(Items from a dataset)

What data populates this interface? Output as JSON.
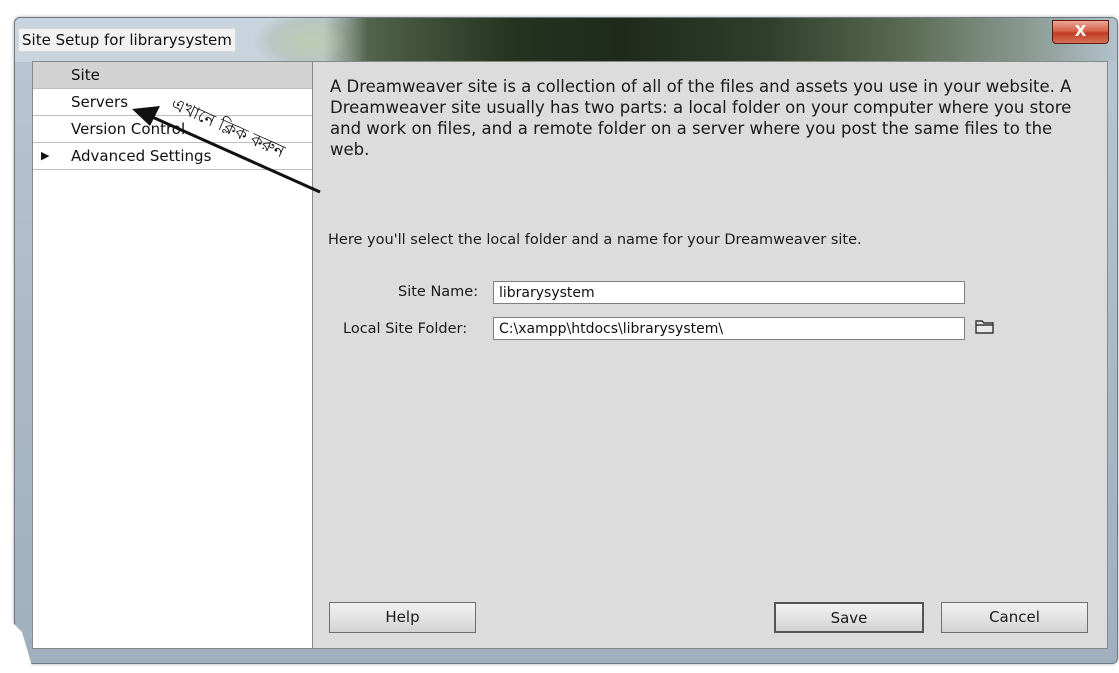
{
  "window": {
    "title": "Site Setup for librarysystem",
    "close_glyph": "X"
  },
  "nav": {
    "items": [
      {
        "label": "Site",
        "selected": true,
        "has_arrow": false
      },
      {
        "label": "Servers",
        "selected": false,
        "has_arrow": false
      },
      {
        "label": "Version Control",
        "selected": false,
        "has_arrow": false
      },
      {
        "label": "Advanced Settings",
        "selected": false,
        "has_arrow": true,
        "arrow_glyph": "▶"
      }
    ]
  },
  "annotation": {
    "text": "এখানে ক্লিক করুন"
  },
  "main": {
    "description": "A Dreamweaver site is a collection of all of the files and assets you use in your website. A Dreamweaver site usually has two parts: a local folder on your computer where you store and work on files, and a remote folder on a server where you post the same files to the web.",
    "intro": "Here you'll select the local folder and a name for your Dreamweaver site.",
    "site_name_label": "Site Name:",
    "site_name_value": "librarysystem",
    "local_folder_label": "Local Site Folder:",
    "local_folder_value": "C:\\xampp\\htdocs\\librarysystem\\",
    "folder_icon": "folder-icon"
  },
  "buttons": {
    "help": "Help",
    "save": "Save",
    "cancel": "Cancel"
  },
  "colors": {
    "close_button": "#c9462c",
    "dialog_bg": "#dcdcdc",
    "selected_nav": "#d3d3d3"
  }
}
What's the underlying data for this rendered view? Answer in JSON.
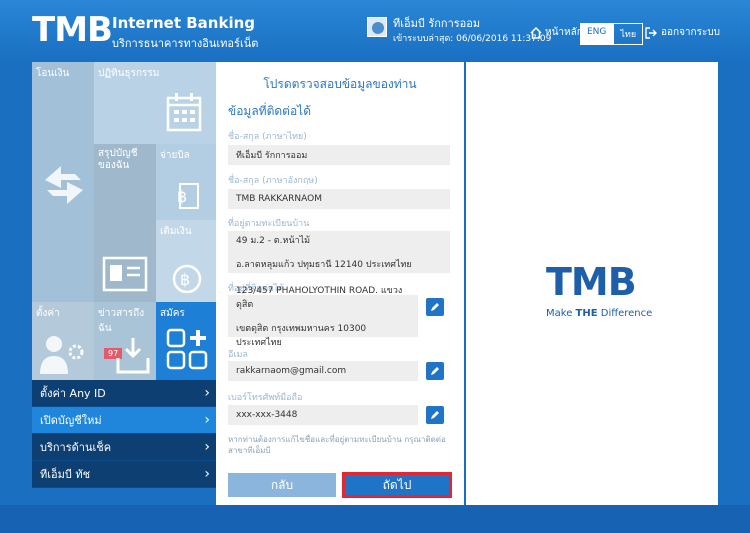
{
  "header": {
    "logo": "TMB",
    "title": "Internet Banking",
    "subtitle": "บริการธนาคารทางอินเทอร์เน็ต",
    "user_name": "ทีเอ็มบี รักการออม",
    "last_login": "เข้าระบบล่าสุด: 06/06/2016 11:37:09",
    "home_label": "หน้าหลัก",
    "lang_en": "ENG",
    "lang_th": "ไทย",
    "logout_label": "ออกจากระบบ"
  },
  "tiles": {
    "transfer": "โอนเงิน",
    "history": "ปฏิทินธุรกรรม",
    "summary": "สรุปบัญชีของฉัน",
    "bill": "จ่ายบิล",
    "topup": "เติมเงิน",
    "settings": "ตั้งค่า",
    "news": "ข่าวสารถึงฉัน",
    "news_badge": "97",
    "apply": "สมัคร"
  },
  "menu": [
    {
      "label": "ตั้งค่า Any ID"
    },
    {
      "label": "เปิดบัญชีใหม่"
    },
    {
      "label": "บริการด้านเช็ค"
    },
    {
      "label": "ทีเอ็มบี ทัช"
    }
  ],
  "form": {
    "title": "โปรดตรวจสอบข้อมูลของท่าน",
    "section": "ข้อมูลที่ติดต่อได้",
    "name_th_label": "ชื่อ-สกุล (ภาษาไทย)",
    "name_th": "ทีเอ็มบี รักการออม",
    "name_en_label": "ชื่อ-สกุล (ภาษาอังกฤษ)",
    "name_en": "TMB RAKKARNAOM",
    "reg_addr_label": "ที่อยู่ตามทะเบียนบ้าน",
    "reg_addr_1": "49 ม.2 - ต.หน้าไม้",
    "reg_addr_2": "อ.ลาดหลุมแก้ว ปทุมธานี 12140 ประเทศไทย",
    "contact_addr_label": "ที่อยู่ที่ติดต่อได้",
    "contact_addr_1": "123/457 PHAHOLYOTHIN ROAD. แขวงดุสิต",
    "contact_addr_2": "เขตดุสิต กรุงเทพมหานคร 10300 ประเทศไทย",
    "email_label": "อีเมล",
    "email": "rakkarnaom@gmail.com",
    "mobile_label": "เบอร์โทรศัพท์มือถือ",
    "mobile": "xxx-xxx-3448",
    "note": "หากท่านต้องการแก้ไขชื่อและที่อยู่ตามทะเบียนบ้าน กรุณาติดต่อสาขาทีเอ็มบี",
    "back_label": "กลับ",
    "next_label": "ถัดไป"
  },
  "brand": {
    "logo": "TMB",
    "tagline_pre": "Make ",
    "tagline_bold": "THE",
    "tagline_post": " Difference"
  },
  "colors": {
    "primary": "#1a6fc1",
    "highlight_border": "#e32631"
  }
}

__PROBLEM REQUIREMENTS__: From the entries above, copy each line holding "librarysystem".

__EXERCISE SOLUTION__:
    "title": "Site Setup for librarysystem",
    "site_name_value": "librarysystem",
    "local_folder_value": "C:\\xampp\\htdocs\\librarysystem\\",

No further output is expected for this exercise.